## Task objective
Output the entries word for word. Omit images.

## Entries taken from a collection
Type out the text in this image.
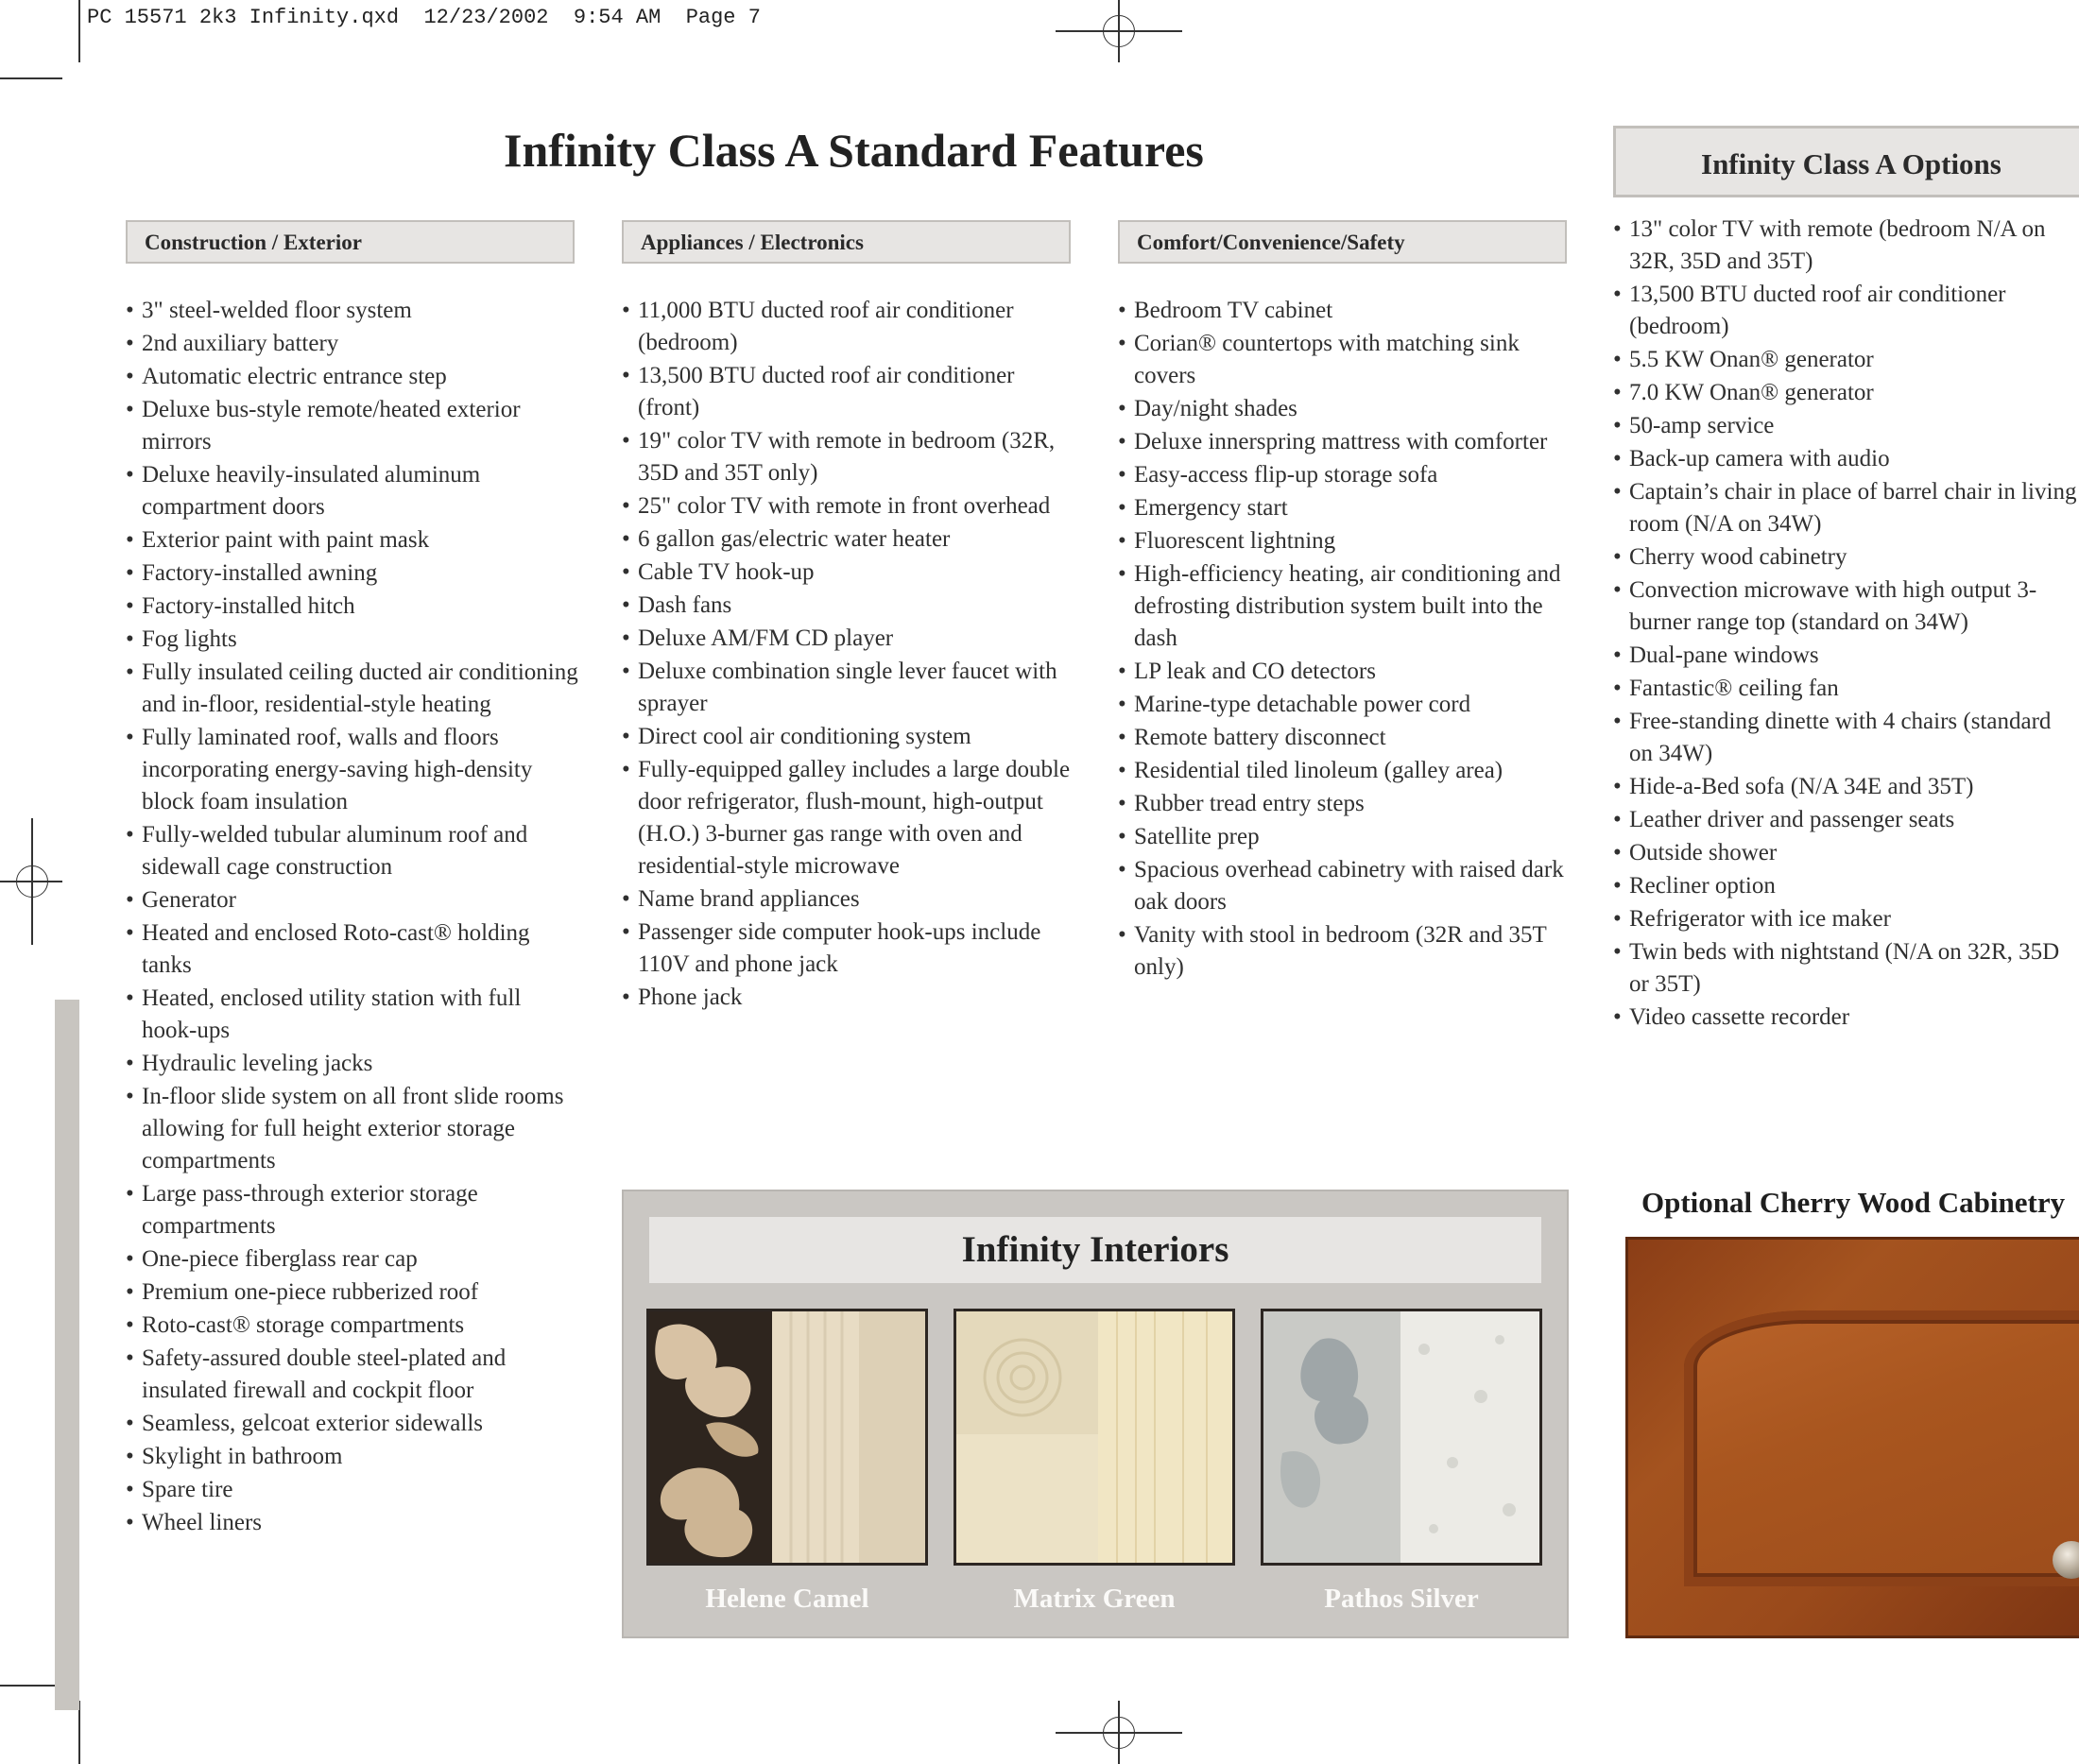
PC 15571 2k3 Infinity.qxd  12/23/2002  9:54 AM  Page 7
Infinity Class A Standard Features
Construction / Exterior	Appliances / Electronics	Comfort/Convenience/Safety
• 3" steel-welded floor system
• 2nd auxiliary battery
• Automatic electric entrance step
• Deluxe bus-style remote/heated exterior mirrors
• Deluxe heavily-insulated aluminum compartment doors
• Exterior paint with paint mask
• Factory-installed awning
• Factory-installed hitch
• Fog lights
• Fully insulated ceiling ducted air conditioning and in-floor, residential-style heating
• Fully laminated roof, walls and floors incorporating energy-saving high-density block foam insulation
• Fully-welded tubular aluminum roof and sidewall cage construction
• Generator
• Heated and enclosed Roto-cast® holding tanks
• Heated, enclosed utility station with full hook-ups
• Hydraulic leveling jacks
• In-floor slide system on all front slide rooms allowing for full height exterior storage compartments
• Large pass-through exterior storage compartments
• One-piece fiberglass rear cap
• Premium one-piece rubberized roof
• Roto-cast® storage compartments
• Safety-assured double steel-plated and insulated firewall and cockpit floor
• Seamless, gelcoat exterior sidewalls
• Skylight in bathroom
• Spare tire
• Wheel liners
• 11,000 BTU ducted roof air conditioner (bedroom)
• 13,500 BTU ducted roof air conditioner (front)
• 19" color TV with remote in bedroom (32R, 35D and 35T only)
• 25" color TV with remote in front overhead
• 6 gallon gas/electric water heater
• Cable TV hook-up
• Dash fans
• Deluxe AM/FM CD player
• Deluxe combination single lever faucet with sprayer
• Direct cool air conditioning system
• Fully-equipped galley includes a large double door refrigerator, flush-mount, high-output (H.O.) 3-burner gas range with oven and residential-style microwave
• Name brand appliances
• Passenger side computer hook-ups include 110V and phone jack
• Phone jack
• Bedroom TV cabinet
• Corian® countertops with matching sink covers
• Day/night shades
• Deluxe innerspring mattress with comforter
• Easy-access flip-up storage sofa
• Emergency start
• Fluorescent lightning
• High-efficiency heating, air conditioning and defrosting distribution system built into the dash
• LP leak and CO detectors
• Marine-type detachable power cord
• Remote battery disconnect
• Residential tiled linoleum (galley area)
• Rubber tread entry steps
• Satellite prep
• Spacious overhead cabinetry with raised dark oak doors
• Vanity with stool in bedroom (32R and 35T only)
Infinity Class A Options
• 13" color TV with remote (bedroom N/A on 32R, 35D and 35T)
• 13,500 BTU ducted roof air conditioner (bedroom)
• 5.5 KW Onan® generator
• 7.0 KW Onan® generator
• 50-amp service
• Back-up camera with audio
• Captain’s chair in place of barrel chair in living room (N/A on 34W)
• Cherry wood cabinetry
• Convection microwave with high output 3-burner range top (standard on 34W)
• Dual-pane windows
• Fantastic® ceiling fan
• Free-standing dinette with 4 chairs (standard on 34W)
• Hide-a-Bed sofa (N/A 34E and 35T)
• Leather driver and passenger seats
• Outside shower
• Recliner option
• Refrigerator with ice maker
• Twin beds with nightstand (N/A on 32R, 35D or 35T)
• Video cassette recorder
Infinity Interiors
Helene Camel	Matrix Green	Pathos Silver
Optional Cherry Wood Cabinetry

## Answer
Type out the text in this image.
PC 15571 2k3 Infinity.qxd  12/23/2002  9:54 AM  Page 7
Infinity Class A Standard Features
Construction / Exterior	Appliances / Electronics	Comfort/Convenience/Safety
• 3" steel-welded floor system
• 2nd auxiliary battery
• Automatic electric entrance step
• Deluxe bus-style remote/heated exterior mirrors
• Deluxe heavily-insulated aluminum compartment doors
• Exterior paint with paint mask
• Factory-installed awning
• Factory-installed hitch
• Fog lights
• Fully insulated ceiling ducted air conditioning and in-floor, residential-style heating
• Fully laminated roof, walls and floors incorporating energy-saving high-density block foam insulation
• Fully-welded tubular aluminum roof and sidewall cage construction
• Generator
• Heated and enclosed Roto-cast® holding tanks
• Heated, enclosed utility station with full hook-ups
• Hydraulic leveling jacks
• In-floor slide system on all front slide rooms allowing for full height exterior storage compartments
• Large pass-through exterior storage compartments
• One-piece fiberglass rear cap
• Premium one-piece rubberized roof
• Roto-cast® storage compartments
• Safety-assured double steel-plated and insulated firewall and cockpit floor
• Seamless, gelcoat exterior sidewalls
• Skylight in bathroom
• Spare tire
• Wheel liners
• 11,000 BTU ducted roof air conditioner (bedroom)
• 13,500 BTU ducted roof air conditioner (front)
• 19" color TV with remote in bedroom (32R, 35D and 35T only)
• 25" color TV with remote in front overhead
• 6 gallon gas/electric water heater
• Cable TV hook-up
• Dash fans
• Deluxe AM/FM CD player
• Deluxe combination single lever faucet with sprayer
• Direct cool air conditioning system
• Fully-equipped galley includes a large double door refrigerator, flush-mount, high-output (H.O.) 3-burner gas range with oven and residential-style microwave
• Name brand appliances
• Passenger side computer hook-ups include 110V and phone jack
• Phone jack
• Bedroom TV cabinet
• Corian® countertops with matching sink covers
• Day/night shades
• Deluxe innerspring mattress with comforter
• Easy-access flip-up storage sofa
• Emergency start
• Fluorescent lightning
• High-efficiency heating, air conditioning and defrosting distribution system built into the dash
• LP leak and CO detectors
• Marine-type detachable power cord
• Remote battery disconnect
• Residential tiled linoleum (galley area)
• Rubber tread entry steps
• Satellite prep
• Spacious overhead cabinetry with raised dark oak doors
• Vanity with stool in bedroom (32R and 35T only)
Infinity Class A Options
• 13" color TV with remote (bedroom N/A on 32R, 35D and 35T)
• 13,500 BTU ducted roof air conditioner (bedroom)
• 5.5 KW Onan® generator
• 7.0 KW Onan® generator
• 50-amp service
• Back-up camera with audio
• Captain’s chair in place of barrel chair in living room (N/A on 34W)
• Cherry wood cabinetry
• Convection microwave with high output 3-burner range top (standard on 34W)
• Dual-pane windows
• Fantastic® ceiling fan
• Free-standing dinette with 4 chairs (standard on 34W)
• Hide-a-Bed sofa (N/A 34E and 35T)
• Leather driver and passenger seats
• Outside shower
• Recliner option
• Refrigerator with ice maker
• Twin beds with nightstand (N/A on 32R, 35D or 35T)
• Video cassette recorder
Infinity Interiors
Helene Camel	Matrix Green	Pathos Silver
Optional Cherry Wood Cabinetry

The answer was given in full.